━━━ Provided material ━━━

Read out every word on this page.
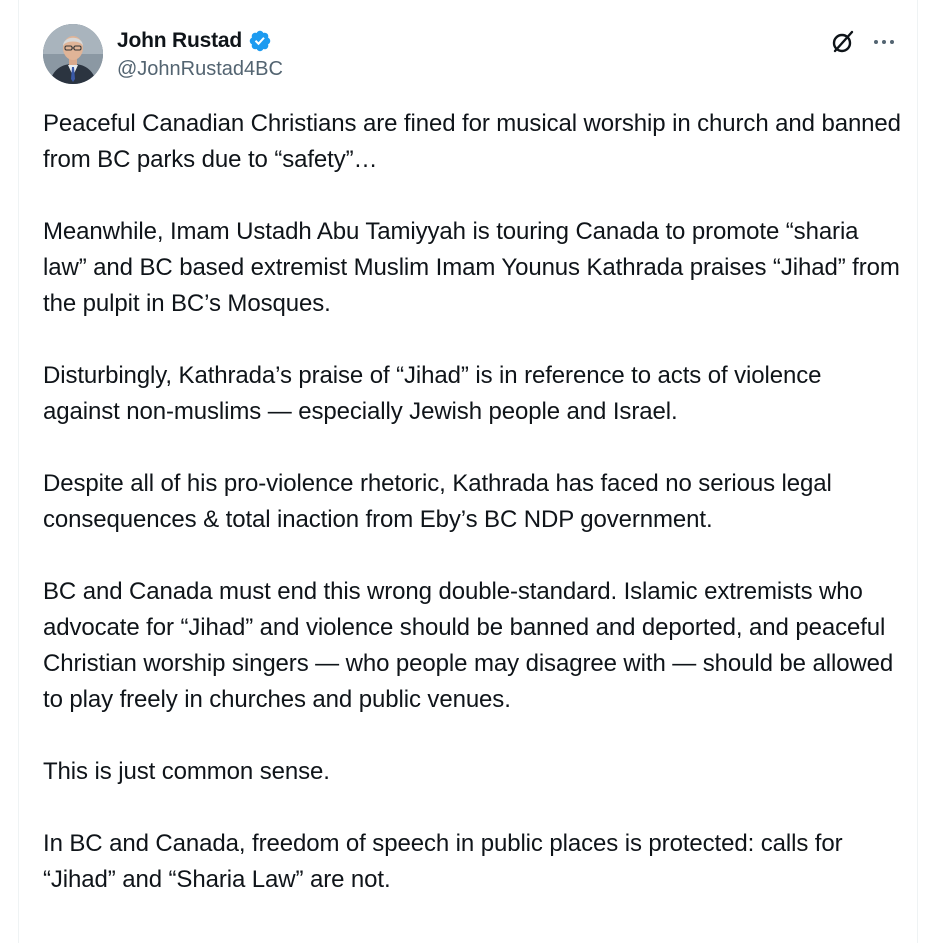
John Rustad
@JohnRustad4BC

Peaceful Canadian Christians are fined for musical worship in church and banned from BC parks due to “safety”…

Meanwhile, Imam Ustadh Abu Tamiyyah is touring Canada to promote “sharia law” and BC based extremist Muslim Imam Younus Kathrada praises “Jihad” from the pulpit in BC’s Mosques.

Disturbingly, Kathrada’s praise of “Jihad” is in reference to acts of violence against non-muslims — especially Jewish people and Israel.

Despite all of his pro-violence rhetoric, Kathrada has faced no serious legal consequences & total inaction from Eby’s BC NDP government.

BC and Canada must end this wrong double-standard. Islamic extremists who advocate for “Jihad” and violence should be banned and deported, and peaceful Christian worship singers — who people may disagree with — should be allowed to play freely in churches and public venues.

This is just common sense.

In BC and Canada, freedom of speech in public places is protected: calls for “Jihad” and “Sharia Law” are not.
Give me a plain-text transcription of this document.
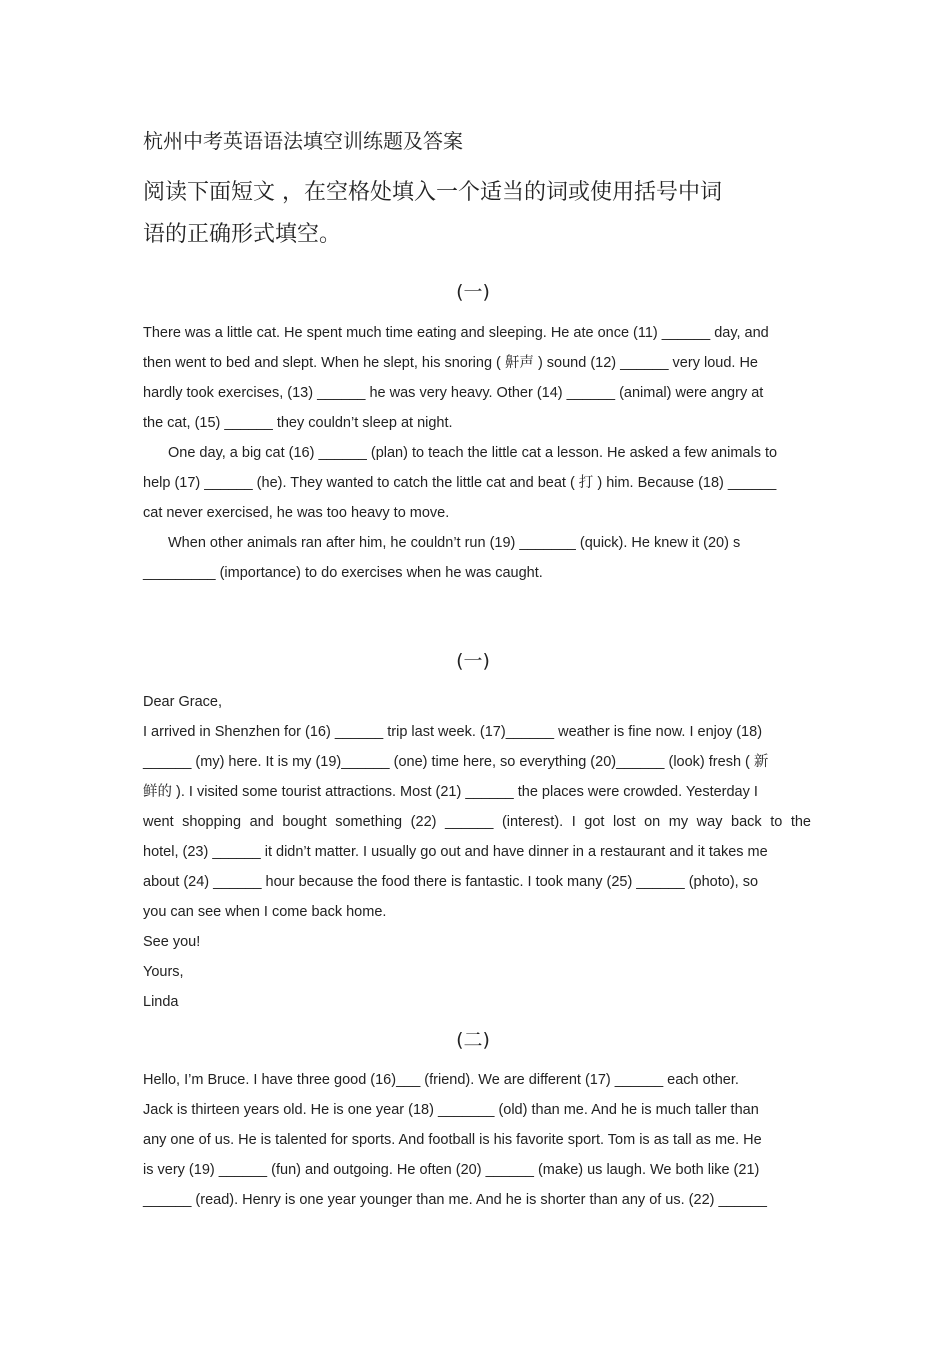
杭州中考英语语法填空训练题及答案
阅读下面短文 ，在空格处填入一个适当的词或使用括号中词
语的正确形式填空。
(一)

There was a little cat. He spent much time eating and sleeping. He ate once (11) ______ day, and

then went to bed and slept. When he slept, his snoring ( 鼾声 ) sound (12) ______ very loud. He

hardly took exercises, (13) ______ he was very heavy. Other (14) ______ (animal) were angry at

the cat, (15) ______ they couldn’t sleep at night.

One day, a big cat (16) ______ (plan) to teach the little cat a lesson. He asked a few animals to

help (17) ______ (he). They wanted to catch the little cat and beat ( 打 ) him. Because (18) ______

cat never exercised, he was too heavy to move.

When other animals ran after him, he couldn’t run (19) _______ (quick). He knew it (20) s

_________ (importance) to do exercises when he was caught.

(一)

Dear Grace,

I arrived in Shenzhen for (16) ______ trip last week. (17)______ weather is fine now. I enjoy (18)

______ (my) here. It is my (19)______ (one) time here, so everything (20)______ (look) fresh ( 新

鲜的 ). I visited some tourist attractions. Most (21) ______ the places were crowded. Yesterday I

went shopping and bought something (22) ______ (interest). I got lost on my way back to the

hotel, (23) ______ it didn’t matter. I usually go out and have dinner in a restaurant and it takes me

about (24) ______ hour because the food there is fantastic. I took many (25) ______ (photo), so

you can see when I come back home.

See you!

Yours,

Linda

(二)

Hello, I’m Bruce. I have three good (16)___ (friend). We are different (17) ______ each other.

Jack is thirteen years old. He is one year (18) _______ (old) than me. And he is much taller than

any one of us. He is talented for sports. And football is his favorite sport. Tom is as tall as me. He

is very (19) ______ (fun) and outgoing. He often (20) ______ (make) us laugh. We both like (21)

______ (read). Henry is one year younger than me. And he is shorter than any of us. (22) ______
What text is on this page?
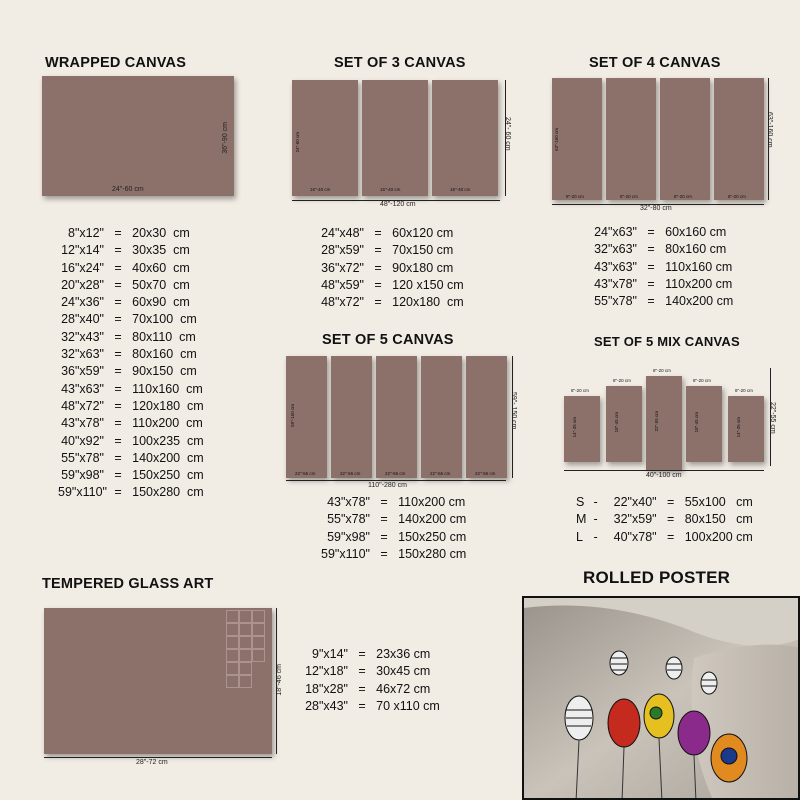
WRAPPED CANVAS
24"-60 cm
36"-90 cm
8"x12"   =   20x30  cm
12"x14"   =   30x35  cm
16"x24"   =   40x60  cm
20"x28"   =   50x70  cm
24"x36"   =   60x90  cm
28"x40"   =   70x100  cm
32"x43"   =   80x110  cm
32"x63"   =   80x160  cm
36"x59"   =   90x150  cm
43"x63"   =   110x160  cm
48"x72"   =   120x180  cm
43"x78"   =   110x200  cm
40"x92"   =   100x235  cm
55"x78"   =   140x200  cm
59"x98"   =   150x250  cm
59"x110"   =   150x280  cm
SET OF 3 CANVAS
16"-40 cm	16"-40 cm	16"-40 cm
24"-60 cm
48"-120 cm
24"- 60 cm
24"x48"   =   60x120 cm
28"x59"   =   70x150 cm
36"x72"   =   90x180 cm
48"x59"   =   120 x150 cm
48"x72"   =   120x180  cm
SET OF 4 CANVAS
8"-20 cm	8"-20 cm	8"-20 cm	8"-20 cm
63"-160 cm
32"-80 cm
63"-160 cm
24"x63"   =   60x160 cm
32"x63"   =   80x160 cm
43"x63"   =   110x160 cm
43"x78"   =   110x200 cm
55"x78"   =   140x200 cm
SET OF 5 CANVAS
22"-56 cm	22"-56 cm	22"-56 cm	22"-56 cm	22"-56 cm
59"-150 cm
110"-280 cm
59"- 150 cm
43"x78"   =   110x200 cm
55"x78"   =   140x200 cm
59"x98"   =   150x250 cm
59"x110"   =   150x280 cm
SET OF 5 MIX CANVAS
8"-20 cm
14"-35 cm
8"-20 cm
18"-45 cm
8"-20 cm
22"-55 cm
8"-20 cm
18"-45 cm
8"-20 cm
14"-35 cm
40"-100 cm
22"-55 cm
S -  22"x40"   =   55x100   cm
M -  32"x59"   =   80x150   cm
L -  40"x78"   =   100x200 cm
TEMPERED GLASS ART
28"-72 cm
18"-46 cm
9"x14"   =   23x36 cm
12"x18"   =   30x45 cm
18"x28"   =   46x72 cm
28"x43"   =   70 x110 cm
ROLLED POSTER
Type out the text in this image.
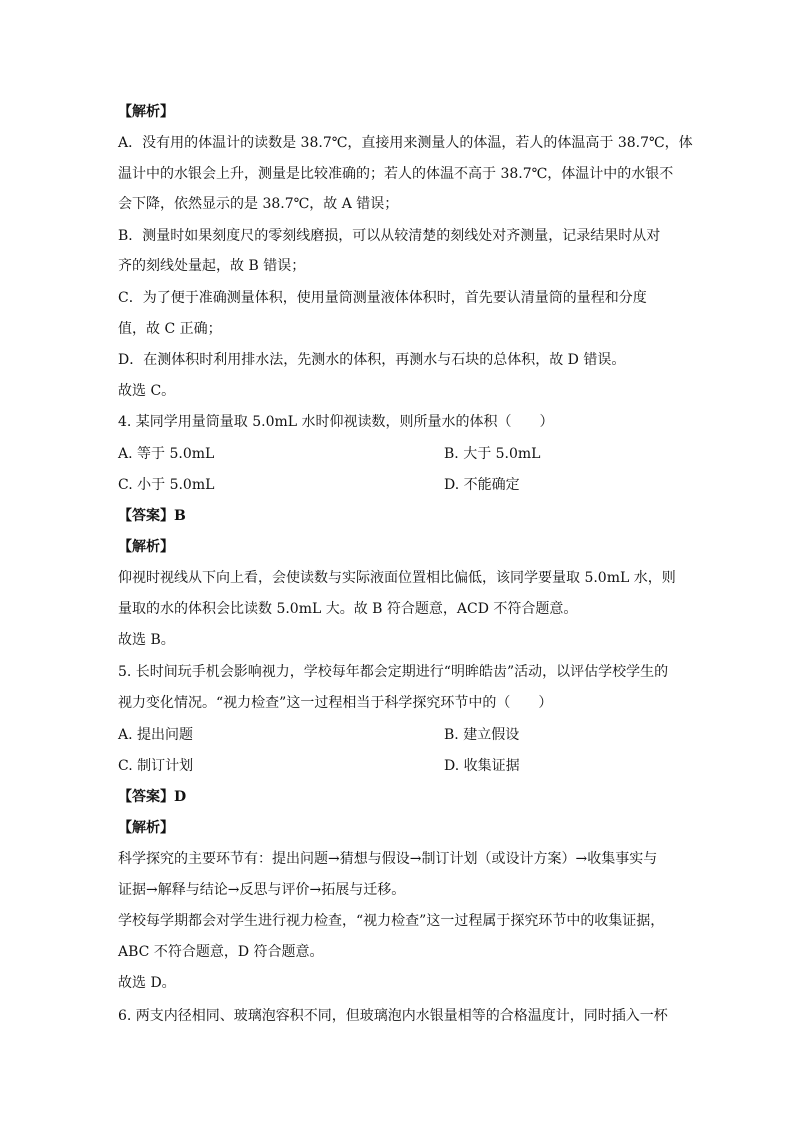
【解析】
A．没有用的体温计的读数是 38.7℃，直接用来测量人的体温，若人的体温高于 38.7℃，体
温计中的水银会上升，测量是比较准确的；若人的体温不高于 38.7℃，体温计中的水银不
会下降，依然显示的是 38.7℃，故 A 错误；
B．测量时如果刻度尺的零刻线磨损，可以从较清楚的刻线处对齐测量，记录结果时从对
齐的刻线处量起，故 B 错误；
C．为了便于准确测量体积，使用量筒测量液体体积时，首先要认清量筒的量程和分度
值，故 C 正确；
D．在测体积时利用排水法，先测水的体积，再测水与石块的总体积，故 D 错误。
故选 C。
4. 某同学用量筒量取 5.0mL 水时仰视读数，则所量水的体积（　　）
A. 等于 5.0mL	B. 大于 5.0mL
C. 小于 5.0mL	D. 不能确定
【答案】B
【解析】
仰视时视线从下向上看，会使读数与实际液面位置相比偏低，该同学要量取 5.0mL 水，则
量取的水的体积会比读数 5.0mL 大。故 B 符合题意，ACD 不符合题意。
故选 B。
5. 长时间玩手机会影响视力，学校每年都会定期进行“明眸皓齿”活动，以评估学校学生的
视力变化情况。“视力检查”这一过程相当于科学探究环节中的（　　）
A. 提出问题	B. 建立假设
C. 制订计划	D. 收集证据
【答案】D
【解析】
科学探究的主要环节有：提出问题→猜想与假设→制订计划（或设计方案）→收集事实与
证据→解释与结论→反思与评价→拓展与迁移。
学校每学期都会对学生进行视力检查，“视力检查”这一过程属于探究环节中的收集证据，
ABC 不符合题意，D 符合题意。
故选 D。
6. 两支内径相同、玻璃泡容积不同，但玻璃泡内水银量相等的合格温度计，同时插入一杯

━━━

The listing above must be printed again exactly, minus its pictures.

* **Written answer**
Read out every word on this page.
John Rustad
@JohnRustad4BC

Peaceful Canadian Christians are fined for musical worship in church and banned from BC parks due to “safety”…

Meanwhile, Imam Ustadh Abu Tamiyyah is touring Canada to promote “sharia law” and BC based extremist Muslim Imam Younus Kathrada praises “Jihad” from the pulpit in BC’s Mosques.

Disturbingly, Kathrada’s praise of “Jihad” is in reference to acts of violence against non-muslims — especially Jewish people and Israel.

Despite all of his pro-violence rhetoric, Kathrada has faced no serious legal consequences & total inaction from Eby’s BC NDP government.

BC and Canada must end this wrong double-standard. Islamic extremists who advocate for “Jihad” and violence should be banned and deported, and peaceful Christian worship singers — who people may disagree with — should be allowed to play freely in churches and public venues.

This is just common sense.

In BC and Canada, freedom of speech in public places is protected: calls for “Jihad” and “Sharia Law” are not.
Give me a plain-text transcription of this document.
杭州中考英语语法填空训练题及答案
阅读下面短文 ，在空格处填入一个适当的词或使用括号中词
语的正确形式填空。
(一)

There was a little cat. He spent much time eating and sleeping. He ate once (11) ______ day, and

then went to bed and slept. When he slept, his snoring ( 鼾声 ) sound (12) ______ very loud. He

hardly took exercises, (13) ______ he was very heavy. Other (14) ______ (animal) were angry at

the cat, (15) ______ they couldn’t sleep at night.

One day, a big cat (16) ______ (plan) to teach the little cat a lesson. He asked a few animals to

help (17) ______ (he). They wanted to catch the little cat and beat ( 打 ) him. Because (18) ______

cat never exercised, he was too heavy to move.

When other animals ran after him, he couldn’t run (19) _______ (quick). He knew it (20) s

_________ (importance) to do exercises when he was caught.

(一)

Dear Grace,

I arrived in Shenzhen for (16) ______ trip last week. (17)______ weather is fine now. I enjoy (18)

______ (my) here. It is my (19)______ (one) time here, so everything (20)______ (look) fresh ( 新

鲜的 ). I visited some tourist attractions. Most (21) ______ the places were crowded. Yesterday I

went shopping and bought something (22) ______ (interest). I got lost on my way back to the

hotel, (23) ______ it didn’t matter. I usually go out and have dinner in a restaurant and it takes me

about (24) ______ hour because the food there is fantastic. I took many (25) ______ (photo), so

you can see when I come back home.

See you!

Yours,

Linda

(二)

Hello, I’m Bruce. I have three good (16)___ (friend). We are different (17) ______ each other.

Jack is thirteen years old. He is one year (18) _______ (old) than me. And he is much taller than

any one of us. He is talented for sports. And football is his favorite sport. Tom is as tall as me. He

is very (19) ______ (fun) and outgoing. He often (20) ______ (make) us laugh. We both like (21)

______ (read). Henry is one year younger than me. And he is shorter than any of us. (22) ______
What text is on this page?
WRAPPED CANVAS
24"-60 cm
36"-90 cm
8"x12"   =   20x30  cm
12"x14"   =   30x35  cm
16"x24"   =   40x60  cm
20"x28"   =   50x70  cm
24"x36"   =   60x90  cm
28"x40"   =   70x100  cm
32"x43"   =   80x110  cm
32"x63"   =   80x160  cm
36"x59"   =   90x150  cm
43"x63"   =   110x160  cm
48"x72"   =   120x180  cm
43"x78"   =   110x200  cm
40"x92"   =   100x235  cm
55"x78"   =   140x200  cm
59"x98"   =   150x250  cm
59"x110"   =   150x280  cm
SET OF 3 CANVAS
16"-40 cm	16"-40 cm	16"-40 cm
24"-60 cm
48"-120 cm
24"- 60 cm
24"x48"   =   60x120 cm
28"x59"   =   70x150 cm
36"x72"   =   90x180 cm
48"x59"   =   120 x150 cm
48"x72"   =   120x180  cm
SET OF 4 CANVAS
8"-20 cm	8"-20 cm	8"-20 cm	8"-20 cm
63"-160 cm
32"-80 cm
63"-160 cm
24"x63"   =   60x160 cm
32"x63"   =   80x160 cm
43"x63"   =   110x160 cm
43"x78"   =   110x200 cm
55"x78"   =   140x200 cm
SET OF 5 CANVAS
22"-56 cm	22"-56 cm	22"-56 cm	22"-56 cm	22"-56 cm
59"-150 cm
110"-280 cm
59"- 150 cm
43"x78"   =   110x200 cm
55"x78"   =   140x200 cm
59"x98"   =   150x250 cm
59"x110"   =   150x280 cm
SET OF 5 MIX CANVAS
8"-20 cm
14"-35 cm
8"-20 cm
18"-45 cm
8"-20 cm
22"-55 cm
8"-20 cm
18"-45 cm
8"-20 cm
14"-35 cm
40"-100 cm
22"-55 cm
S -  22"x40"   =   55x100   cm
M -  32"x59"   =   80x150   cm
L -  40"x78"   =   100x200 cm
TEMPERED GLASS ART
28"-72 cm
18"-46 cm
9"x14"   =   23x36 cm
12"x18"   =   30x45 cm
18"x28"   =   46x72 cm
28"x43"   =   70 x110 cm
ROLLED POSTER
Type out the text in this image.
【解析】
A．没有用的体温计的读数是 38.7℃，直接用来测量人的体温，若人的体温高于 38.7℃，体
温计中的水银会上升，测量是比较准确的；若人的体温不高于 38.7℃，体温计中的水银不
会下降，依然显示的是 38.7℃，故 A 错误；
B．测量时如果刻度尺的零刻线磨损，可以从较清楚的刻线处对齐测量，记录结果时从对
齐的刻线处量起，故 B 错误；
C．为了便于准确测量体积，使用量筒测量液体体积时，首先要认清量筒的量程和分度
值，故 C 正确；
D．在测体积时利用排水法，先测水的体积，再测水与石块的总体积，故 D 错误。
故选 C。
4. 某同学用量筒量取 5.0mL 水时仰视读数，则所量水的体积（　　）
A. 等于 5.0mL	B. 大于 5.0mL
C. 小于 5.0mL	D. 不能确定
【答案】B
【解析】
仰视时视线从下向上看，会使读数与实际液面位置相比偏低，该同学要量取 5.0mL 水，则
量取的水的体积会比读数 5.0mL 大。故 B 符合题意，ACD 不符合题意。
故选 B。
5. 长时间玩手机会影响视力，学校每年都会定期进行“明眸皓齿”活动，以评估学校学生的
视力变化情况。“视力检查”这一过程相当于科学探究环节中的（　　）
A. 提出问题	B. 建立假设
C. 制订计划	D. 收集证据
【答案】D
【解析】
科学探究的主要环节有：提出问题→猜想与假设→制订计划（或设计方案）→收集事实与
证据→解释与结论→反思与评价→拓展与迁移。
学校每学期都会对学生进行视力检查，“视力检查”这一过程属于探究环节中的收集证据，
ABC 不符合题意，D 符合题意。
故选 D。
6. 两支内径相同、玻璃泡容积不同，但玻璃泡内水银量相等的合格温度计，同时插入一杯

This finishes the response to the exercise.